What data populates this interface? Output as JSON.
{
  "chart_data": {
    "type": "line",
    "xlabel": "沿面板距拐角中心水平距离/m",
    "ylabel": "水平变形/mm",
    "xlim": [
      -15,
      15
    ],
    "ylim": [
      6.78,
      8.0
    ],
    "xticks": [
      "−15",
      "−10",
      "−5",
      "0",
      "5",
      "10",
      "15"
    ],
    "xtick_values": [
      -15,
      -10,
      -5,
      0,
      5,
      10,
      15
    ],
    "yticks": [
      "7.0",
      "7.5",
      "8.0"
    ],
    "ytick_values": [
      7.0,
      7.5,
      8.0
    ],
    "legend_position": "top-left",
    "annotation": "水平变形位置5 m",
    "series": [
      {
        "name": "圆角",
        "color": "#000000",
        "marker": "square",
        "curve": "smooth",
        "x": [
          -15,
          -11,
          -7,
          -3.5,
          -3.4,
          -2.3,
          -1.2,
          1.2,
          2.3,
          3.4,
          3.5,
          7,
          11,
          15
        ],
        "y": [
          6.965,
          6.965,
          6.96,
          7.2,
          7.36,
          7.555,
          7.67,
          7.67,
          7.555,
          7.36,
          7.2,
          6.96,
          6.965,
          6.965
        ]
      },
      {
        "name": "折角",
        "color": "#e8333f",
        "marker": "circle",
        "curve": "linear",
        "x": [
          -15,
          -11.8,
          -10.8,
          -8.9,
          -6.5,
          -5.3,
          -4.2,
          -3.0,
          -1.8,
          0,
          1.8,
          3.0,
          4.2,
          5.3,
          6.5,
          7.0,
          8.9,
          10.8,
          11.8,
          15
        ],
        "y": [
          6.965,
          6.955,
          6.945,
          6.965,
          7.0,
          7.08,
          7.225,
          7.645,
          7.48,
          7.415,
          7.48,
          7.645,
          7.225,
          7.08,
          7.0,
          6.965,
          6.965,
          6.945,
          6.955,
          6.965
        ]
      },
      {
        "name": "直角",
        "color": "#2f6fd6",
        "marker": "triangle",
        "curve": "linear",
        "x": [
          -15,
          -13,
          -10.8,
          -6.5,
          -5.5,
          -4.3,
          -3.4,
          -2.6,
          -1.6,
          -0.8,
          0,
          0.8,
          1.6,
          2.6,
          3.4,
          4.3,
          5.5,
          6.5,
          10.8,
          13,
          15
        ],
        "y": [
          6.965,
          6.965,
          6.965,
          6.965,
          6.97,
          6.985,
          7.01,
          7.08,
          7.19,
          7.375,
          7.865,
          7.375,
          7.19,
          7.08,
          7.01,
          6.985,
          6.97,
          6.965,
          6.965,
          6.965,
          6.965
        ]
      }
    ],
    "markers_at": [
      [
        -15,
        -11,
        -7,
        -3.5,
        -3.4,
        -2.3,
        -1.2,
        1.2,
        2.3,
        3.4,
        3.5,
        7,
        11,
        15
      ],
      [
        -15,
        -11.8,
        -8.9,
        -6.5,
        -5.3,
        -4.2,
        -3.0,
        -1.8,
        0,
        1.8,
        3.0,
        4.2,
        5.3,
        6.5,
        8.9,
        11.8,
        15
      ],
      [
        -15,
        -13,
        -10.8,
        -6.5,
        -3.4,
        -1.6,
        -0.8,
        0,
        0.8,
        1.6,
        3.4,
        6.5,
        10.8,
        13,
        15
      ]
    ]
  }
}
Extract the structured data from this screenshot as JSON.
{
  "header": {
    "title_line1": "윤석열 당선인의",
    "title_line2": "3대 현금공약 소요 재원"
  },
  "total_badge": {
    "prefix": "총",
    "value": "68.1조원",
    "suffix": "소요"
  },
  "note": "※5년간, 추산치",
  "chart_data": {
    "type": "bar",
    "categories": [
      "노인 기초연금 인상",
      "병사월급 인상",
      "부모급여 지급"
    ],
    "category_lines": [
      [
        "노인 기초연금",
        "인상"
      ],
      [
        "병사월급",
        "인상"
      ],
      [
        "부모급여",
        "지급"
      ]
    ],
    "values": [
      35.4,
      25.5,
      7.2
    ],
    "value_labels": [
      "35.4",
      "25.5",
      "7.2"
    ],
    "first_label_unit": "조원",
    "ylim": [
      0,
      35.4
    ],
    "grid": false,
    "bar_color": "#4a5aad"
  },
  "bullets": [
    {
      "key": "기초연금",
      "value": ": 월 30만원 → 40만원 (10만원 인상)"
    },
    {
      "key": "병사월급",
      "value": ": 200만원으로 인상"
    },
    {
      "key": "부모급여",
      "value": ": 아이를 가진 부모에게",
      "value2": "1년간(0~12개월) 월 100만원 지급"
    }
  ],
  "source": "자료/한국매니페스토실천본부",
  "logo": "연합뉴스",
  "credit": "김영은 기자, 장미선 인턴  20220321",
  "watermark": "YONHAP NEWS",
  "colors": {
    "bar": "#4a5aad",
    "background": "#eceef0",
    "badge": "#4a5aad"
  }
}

---

Required task: Print exactly the lines above, starting at the line that contains "Extract the structured" and ending with the last line of the records, both included.

In response:
Extract the structured data from this screenshot as JSON.
{
  "header": {
    "title_line1": "윤석열 당선인의",
    "title_line2": "3대 현금공약 소요 재원"
  },
  "total_badge": {
    "prefix": "총",
    "value": "68.1조원",
    "suffix": "소요"
  },
  "note": "※5년간, 추산치",
  "chart_data": {
    "type": "bar",
    "categories": [
      "노인 기초연금 인상",
      "병사월급 인상",
      "부모급여 지급"
    ],
    "category_lines": [
      [
        "노인 기초연금",
        "인상"
      ],
      [
        "병사월급",
        "인상"
      ],
      [
        "부모급여",
        "지급"
      ]
    ],
    "values": [
      35.4,
      25.5,
      7.2
    ],
    "value_labels": [
      "35.4",
      "25.5",
      "7.2"
    ],
    "first_label_unit": "조원",
    "ylim": [
      0,
      35.4
    ],
    "grid": false,
    "bar_color": "#4a5aad"
  },
  "bullets": [
    {
      "key": "기초연금",
      "value": ": 월 30만원 → 40만원 (10만원 인상)"
    },
    {
      "key": "병사월급",
      "value": ": 200만원으로 인상"
    },
    {
      "key": "부모급여",
      "value": ": 아이를 가진 부모에게",
      "value2": "1년간(0~12개월) 월 100만원 지급"
    }
  ],
  "source": "자료/한국매니페스토실천본부",
  "logo": "연합뉴스",
  "credit": "김영은 기자, 장미선 인턴  20220321",
  "watermark": "YONHAP NEWS",
  "colors": {
    "bar": "#4a5aad",
    "background": "#eceef0",
    "badge": "#4a5aad"
  }
}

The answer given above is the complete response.